What to produce
Type out all the records word for word. Any pictures are to be left out.

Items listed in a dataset
_ _ _ _ _ _ _

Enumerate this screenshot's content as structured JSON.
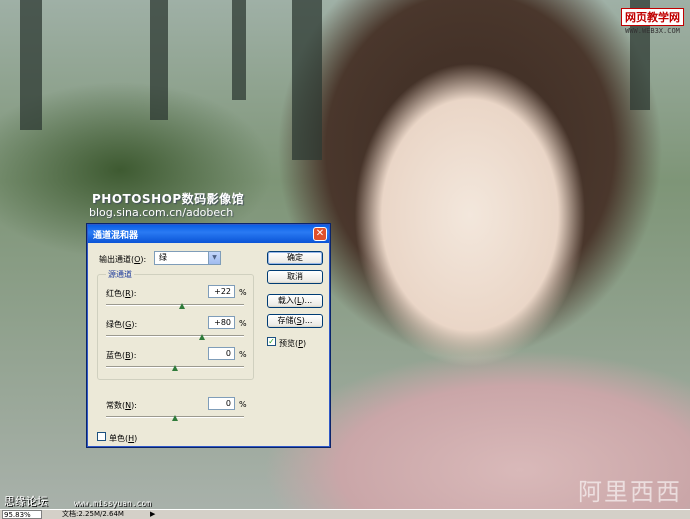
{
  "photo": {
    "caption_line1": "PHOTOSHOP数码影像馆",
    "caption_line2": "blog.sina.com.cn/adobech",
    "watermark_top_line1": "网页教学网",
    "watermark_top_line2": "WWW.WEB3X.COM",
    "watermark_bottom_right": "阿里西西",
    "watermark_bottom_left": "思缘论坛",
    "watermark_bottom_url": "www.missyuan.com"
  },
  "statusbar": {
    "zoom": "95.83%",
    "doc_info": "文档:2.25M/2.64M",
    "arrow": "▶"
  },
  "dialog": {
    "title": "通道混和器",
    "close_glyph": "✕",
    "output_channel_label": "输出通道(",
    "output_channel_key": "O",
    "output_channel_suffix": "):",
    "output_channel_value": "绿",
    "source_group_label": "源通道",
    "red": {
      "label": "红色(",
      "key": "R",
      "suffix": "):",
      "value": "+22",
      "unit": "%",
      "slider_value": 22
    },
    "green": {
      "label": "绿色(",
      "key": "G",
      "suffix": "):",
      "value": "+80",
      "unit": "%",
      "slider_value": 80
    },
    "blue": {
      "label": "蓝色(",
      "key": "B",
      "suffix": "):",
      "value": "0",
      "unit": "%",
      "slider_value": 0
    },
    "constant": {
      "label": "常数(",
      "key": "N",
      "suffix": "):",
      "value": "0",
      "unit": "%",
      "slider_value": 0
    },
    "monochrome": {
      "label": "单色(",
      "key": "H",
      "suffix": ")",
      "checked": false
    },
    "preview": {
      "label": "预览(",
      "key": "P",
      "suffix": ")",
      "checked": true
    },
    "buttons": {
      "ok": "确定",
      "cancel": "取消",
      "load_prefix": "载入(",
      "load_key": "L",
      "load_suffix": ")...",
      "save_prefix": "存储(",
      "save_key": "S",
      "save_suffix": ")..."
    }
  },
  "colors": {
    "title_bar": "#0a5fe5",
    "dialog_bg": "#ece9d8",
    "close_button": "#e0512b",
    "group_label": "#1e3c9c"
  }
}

_ _ _ _ _ _ _

Written response
Enumerate this screenshot's content as structured JSON.
{
  "photo": {
    "caption_line1": "PHOTOSHOP数码影像馆",
    "caption_line2": "blog.sina.com.cn/adobech",
    "watermark_top_line1": "网页教学网",
    "watermark_top_line2": "WWW.WEB3X.COM",
    "watermark_bottom_right": "阿里西西",
    "watermark_bottom_left": "思缘论坛",
    "watermark_bottom_url": "www.missyuan.com"
  },
  "statusbar": {
    "zoom": "95.83%",
    "doc_info": "文档:2.25M/2.64M",
    "arrow": "▶"
  },
  "dialog": {
    "title": "通道混和器",
    "close_glyph": "✕",
    "output_channel_label": "输出通道(",
    "output_channel_key": "O",
    "output_channel_suffix": "):",
    "output_channel_value": "绿",
    "source_group_label": "源通道",
    "red": {
      "label": "红色(",
      "key": "R",
      "suffix": "):",
      "value": "+22",
      "unit": "%",
      "slider_value": 22
    },
    "green": {
      "label": "绿色(",
      "key": "G",
      "suffix": "):",
      "value": "+80",
      "unit": "%",
      "slider_value": 80
    },
    "blue": {
      "label": "蓝色(",
      "key": "B",
      "suffix": "):",
      "value": "0",
      "unit": "%",
      "slider_value": 0
    },
    "constant": {
      "label": "常数(",
      "key": "N",
      "suffix": "):",
      "value": "0",
      "unit": "%",
      "slider_value": 0
    },
    "monochrome": {
      "label": "单色(",
      "key": "H",
      "suffix": ")",
      "checked": false
    },
    "preview": {
      "label": "预览(",
      "key": "P",
      "suffix": ")",
      "checked": true
    },
    "buttons": {
      "ok": "确定",
      "cancel": "取消",
      "load_prefix": "载入(",
      "load_key": "L",
      "load_suffix": ")...",
      "save_prefix": "存储(",
      "save_key": "S",
      "save_suffix": ")..."
    }
  },
  "colors": {
    "title_bar": "#0a5fe5",
    "dialog_bg": "#ece9d8",
    "close_button": "#e0512b",
    "group_label": "#1e3c9c"
  }
}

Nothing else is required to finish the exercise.